**WRITTEN EXERCISE**:
Starting with the line that contains "is w=932 h=640." and going on through the line that contains "- toolbar-separator: [324, 50, 325, 71]", rewrite the listing with "toolbar-separator" replaced by "toolbar-divider" and everything else unchanged. Leave the picture out of your answer.

**EXERCISE MATERIALS**:
((

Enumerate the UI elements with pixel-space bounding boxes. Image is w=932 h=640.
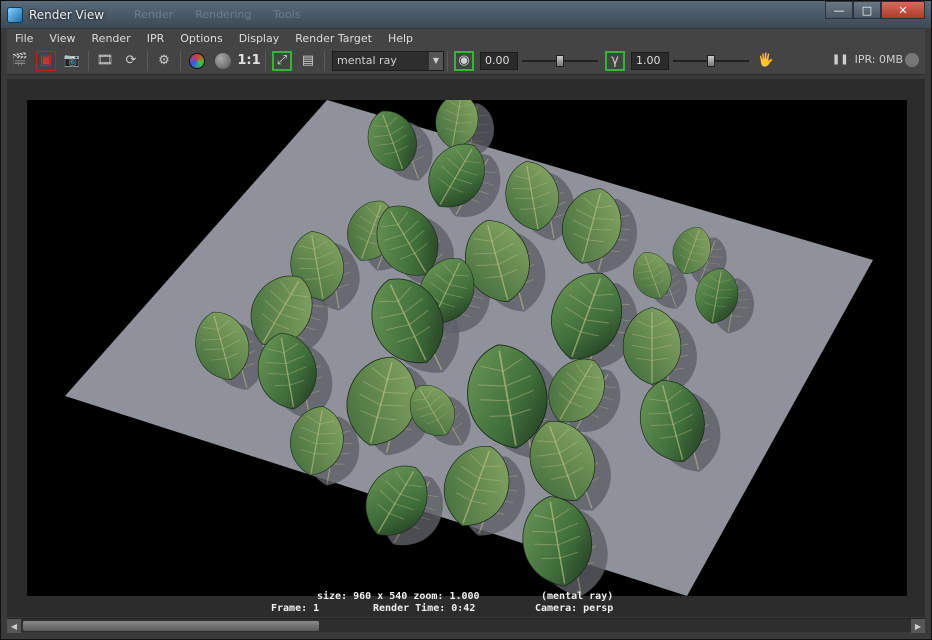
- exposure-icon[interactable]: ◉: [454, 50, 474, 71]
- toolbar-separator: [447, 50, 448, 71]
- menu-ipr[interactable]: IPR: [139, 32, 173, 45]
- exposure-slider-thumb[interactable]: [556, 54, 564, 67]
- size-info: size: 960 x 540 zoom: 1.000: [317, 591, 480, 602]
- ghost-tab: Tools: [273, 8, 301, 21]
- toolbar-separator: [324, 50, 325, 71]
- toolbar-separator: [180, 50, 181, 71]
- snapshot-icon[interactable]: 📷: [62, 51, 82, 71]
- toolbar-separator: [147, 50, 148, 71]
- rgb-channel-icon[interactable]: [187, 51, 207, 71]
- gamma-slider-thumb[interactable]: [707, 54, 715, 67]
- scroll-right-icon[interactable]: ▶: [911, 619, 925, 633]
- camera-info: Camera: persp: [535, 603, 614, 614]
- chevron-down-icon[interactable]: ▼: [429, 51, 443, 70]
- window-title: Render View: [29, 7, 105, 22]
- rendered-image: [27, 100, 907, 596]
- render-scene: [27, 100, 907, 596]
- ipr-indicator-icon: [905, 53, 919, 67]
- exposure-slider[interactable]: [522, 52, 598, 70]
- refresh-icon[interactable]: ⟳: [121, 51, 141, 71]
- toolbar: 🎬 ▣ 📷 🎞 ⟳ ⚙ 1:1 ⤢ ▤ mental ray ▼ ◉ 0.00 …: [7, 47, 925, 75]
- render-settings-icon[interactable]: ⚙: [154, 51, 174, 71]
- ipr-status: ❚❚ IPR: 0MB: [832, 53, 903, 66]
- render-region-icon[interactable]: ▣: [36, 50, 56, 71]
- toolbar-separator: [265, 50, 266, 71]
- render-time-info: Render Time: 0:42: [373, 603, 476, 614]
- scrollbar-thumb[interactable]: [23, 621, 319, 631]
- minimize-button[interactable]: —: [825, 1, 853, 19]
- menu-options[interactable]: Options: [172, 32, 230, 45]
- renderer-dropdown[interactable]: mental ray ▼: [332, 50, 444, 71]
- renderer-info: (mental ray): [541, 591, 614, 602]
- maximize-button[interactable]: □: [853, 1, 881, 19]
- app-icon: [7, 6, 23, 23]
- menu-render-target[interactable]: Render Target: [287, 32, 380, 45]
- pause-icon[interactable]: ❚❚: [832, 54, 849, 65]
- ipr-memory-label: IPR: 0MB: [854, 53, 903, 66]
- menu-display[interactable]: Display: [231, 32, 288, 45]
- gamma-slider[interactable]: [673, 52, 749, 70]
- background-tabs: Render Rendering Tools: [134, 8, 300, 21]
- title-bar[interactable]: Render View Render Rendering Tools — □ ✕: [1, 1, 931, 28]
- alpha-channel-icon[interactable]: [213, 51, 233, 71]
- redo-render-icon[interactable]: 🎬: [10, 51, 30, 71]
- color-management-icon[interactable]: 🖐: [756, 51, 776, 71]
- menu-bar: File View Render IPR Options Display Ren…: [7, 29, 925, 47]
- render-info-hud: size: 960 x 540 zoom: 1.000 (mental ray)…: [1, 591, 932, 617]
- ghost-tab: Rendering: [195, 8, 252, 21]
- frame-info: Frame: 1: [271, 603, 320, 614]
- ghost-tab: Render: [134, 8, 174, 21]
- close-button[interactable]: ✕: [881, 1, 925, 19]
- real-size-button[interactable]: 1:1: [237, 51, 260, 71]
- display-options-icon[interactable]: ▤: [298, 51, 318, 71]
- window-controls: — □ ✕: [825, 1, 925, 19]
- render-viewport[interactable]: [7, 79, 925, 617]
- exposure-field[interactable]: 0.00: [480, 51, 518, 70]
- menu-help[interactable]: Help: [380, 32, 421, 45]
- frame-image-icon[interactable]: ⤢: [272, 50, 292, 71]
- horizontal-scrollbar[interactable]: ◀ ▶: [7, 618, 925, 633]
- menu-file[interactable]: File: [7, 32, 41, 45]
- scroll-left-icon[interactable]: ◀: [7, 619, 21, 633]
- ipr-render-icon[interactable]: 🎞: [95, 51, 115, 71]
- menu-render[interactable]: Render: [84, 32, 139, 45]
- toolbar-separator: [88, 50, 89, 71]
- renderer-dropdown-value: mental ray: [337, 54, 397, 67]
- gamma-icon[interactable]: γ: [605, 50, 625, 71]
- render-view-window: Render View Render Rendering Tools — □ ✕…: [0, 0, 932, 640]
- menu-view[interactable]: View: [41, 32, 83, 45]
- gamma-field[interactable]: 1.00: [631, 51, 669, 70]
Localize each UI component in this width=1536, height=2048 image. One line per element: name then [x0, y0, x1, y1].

))
((

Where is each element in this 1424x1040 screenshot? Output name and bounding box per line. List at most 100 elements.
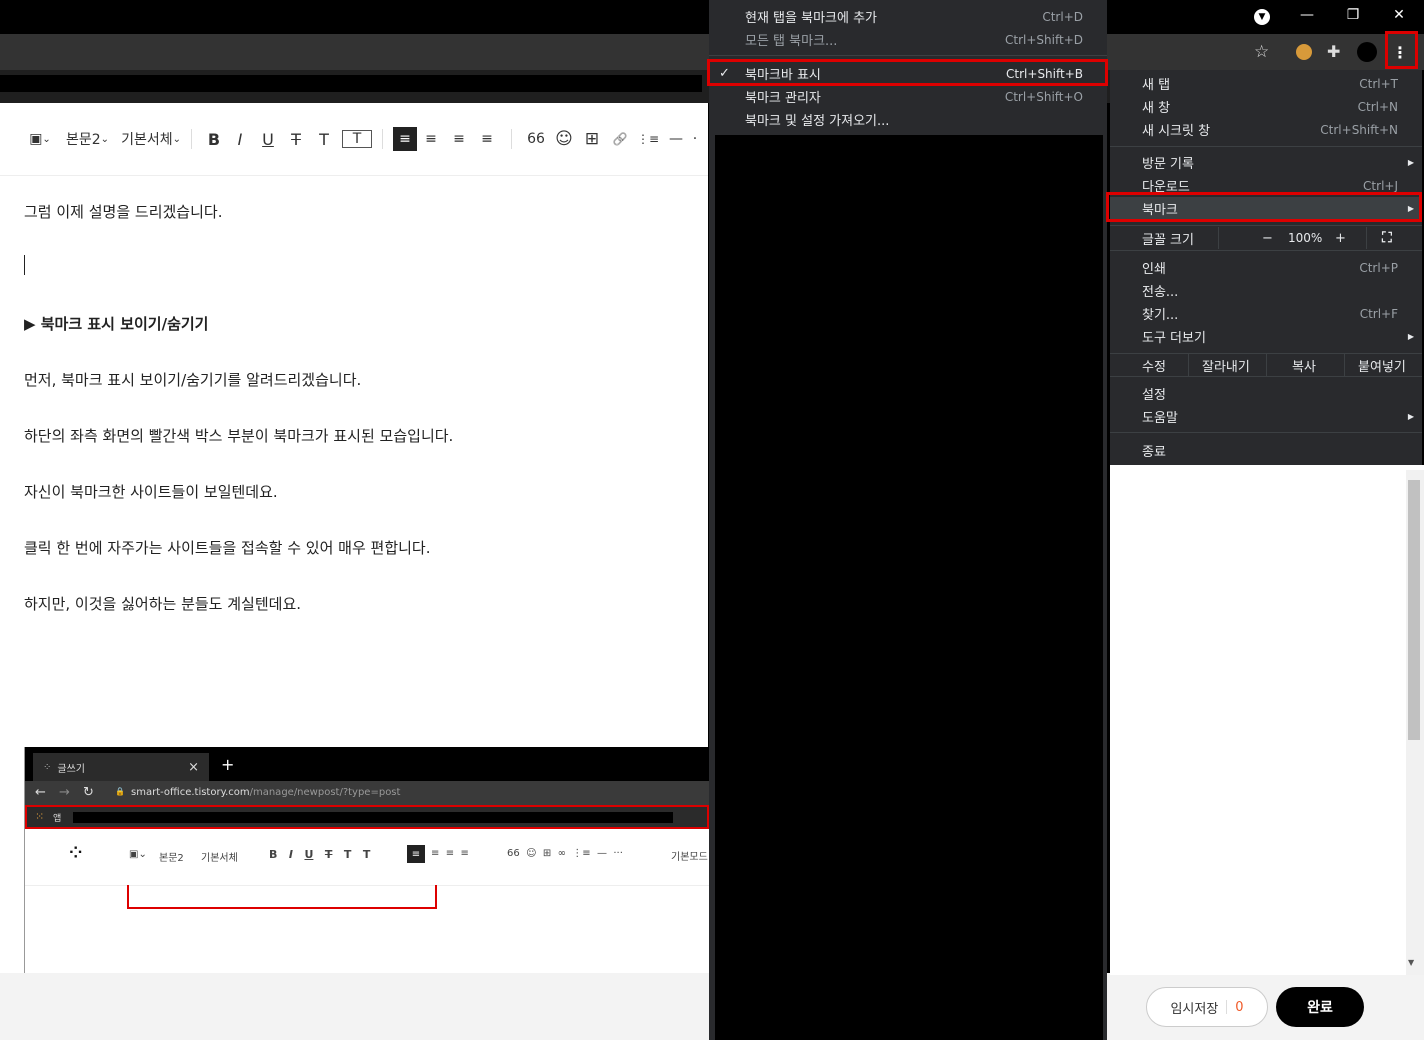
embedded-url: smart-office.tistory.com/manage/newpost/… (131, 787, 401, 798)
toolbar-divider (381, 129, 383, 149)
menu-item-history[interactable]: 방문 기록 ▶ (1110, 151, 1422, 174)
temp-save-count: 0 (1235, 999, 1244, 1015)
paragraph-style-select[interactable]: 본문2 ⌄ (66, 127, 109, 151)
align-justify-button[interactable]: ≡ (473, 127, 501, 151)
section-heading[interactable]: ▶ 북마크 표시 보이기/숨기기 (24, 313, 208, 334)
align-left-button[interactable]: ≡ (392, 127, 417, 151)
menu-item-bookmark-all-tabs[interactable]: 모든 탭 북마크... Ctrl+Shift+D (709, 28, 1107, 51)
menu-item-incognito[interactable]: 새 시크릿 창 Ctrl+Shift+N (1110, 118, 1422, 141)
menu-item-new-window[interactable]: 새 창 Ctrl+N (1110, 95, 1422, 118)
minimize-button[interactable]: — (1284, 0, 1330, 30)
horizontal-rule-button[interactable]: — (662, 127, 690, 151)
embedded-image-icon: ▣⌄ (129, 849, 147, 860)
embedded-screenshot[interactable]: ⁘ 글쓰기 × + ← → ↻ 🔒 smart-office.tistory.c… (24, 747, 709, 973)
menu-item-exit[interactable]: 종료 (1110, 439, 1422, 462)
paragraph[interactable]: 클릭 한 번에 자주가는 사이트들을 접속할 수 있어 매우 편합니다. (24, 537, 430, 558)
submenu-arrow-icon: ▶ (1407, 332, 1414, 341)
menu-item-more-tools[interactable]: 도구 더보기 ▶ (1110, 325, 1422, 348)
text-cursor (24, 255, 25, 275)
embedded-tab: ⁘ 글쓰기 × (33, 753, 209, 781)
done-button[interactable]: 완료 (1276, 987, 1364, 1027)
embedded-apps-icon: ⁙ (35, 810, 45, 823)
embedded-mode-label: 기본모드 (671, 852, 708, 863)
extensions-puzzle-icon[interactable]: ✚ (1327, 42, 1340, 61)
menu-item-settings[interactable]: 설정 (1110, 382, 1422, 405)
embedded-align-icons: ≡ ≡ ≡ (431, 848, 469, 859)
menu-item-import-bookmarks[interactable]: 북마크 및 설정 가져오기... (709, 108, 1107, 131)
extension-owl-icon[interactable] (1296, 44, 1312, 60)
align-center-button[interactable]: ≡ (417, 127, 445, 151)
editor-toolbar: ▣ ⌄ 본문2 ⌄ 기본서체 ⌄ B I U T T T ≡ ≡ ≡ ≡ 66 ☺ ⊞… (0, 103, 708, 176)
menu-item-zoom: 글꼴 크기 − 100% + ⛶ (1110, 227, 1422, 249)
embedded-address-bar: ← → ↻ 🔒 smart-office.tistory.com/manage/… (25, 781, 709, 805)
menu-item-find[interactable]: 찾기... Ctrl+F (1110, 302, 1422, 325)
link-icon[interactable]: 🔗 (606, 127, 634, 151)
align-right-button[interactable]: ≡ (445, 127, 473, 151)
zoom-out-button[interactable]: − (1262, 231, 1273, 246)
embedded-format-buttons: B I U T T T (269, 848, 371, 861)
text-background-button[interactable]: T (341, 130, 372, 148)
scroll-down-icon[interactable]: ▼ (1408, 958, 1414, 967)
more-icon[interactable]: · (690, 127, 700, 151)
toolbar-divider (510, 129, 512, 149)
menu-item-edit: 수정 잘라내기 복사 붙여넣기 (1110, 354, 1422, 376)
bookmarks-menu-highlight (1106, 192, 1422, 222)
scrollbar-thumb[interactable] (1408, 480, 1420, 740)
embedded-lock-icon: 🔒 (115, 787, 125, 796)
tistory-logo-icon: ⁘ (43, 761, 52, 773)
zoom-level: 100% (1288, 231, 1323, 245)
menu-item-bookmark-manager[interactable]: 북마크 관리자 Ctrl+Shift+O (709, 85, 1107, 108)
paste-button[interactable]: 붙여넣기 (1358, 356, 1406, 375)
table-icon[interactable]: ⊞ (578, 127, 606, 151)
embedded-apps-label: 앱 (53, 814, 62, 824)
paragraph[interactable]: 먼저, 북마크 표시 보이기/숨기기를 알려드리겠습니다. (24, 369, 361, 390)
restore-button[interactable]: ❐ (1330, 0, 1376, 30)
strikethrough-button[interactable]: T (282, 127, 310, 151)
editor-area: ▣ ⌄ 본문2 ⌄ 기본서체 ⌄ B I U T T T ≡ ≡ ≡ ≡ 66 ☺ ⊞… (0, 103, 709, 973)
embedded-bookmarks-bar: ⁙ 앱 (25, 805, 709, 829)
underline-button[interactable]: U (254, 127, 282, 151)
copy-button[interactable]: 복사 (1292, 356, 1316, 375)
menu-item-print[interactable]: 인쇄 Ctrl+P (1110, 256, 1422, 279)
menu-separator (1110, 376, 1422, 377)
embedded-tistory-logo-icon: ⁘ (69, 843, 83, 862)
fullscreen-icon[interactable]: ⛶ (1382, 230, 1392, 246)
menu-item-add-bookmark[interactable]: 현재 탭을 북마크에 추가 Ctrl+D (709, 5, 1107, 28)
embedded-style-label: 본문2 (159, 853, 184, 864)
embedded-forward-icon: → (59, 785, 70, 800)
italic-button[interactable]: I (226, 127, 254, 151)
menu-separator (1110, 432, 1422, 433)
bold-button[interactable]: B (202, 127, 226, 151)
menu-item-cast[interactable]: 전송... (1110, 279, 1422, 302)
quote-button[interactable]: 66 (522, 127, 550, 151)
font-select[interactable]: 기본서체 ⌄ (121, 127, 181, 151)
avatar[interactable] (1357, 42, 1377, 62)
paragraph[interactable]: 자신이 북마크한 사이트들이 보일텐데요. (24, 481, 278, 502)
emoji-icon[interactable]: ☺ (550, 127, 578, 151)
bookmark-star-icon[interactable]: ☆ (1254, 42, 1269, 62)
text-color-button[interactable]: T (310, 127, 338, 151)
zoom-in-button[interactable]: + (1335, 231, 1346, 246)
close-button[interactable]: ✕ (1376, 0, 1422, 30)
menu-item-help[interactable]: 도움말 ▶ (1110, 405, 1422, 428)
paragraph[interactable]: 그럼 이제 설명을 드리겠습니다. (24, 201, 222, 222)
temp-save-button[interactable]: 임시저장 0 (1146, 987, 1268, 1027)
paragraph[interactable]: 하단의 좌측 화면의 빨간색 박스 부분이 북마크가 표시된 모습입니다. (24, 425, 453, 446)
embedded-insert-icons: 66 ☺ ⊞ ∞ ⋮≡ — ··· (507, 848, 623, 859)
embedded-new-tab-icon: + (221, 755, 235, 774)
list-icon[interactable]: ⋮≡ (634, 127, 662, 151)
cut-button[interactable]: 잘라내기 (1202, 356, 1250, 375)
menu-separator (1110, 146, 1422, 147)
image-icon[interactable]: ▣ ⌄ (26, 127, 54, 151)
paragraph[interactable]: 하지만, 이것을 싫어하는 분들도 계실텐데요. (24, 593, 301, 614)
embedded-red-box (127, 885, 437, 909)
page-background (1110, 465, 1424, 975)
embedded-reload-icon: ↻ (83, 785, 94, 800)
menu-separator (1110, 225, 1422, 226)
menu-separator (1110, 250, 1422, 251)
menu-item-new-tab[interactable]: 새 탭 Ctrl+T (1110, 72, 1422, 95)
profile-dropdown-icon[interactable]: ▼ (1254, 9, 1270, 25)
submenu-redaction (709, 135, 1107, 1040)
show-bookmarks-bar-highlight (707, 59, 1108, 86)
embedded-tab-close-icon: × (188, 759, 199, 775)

))
((

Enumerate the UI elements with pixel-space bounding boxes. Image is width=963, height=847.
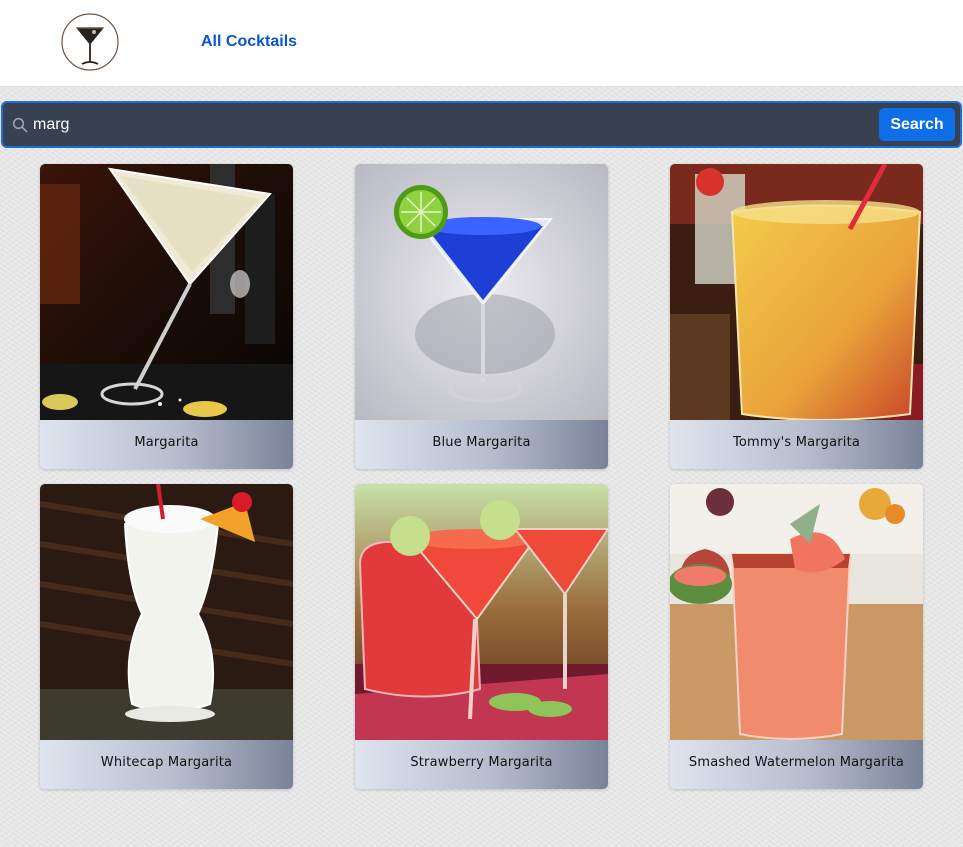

))

**RIGHT ANSWER**:
Enumerate the UI elements with pixel-space bounding boxes. Image is w=932 h=640.
- exposure-icon[interactable]: ◉: [454, 50, 474, 71]
- toolbar-divider: [447, 50, 448, 71]
- menu-ipr[interactable]: IPR: [139, 32, 173, 45]
- exposure-slider-thumb[interactable]: [556, 54, 564, 67]
- size-info: size: 960 x 540 zoom: 1.000: [317, 591, 480, 602]
- ghost-tab: Tools: [273, 8, 301, 21]
- toolbar-divider: [324, 50, 325, 71]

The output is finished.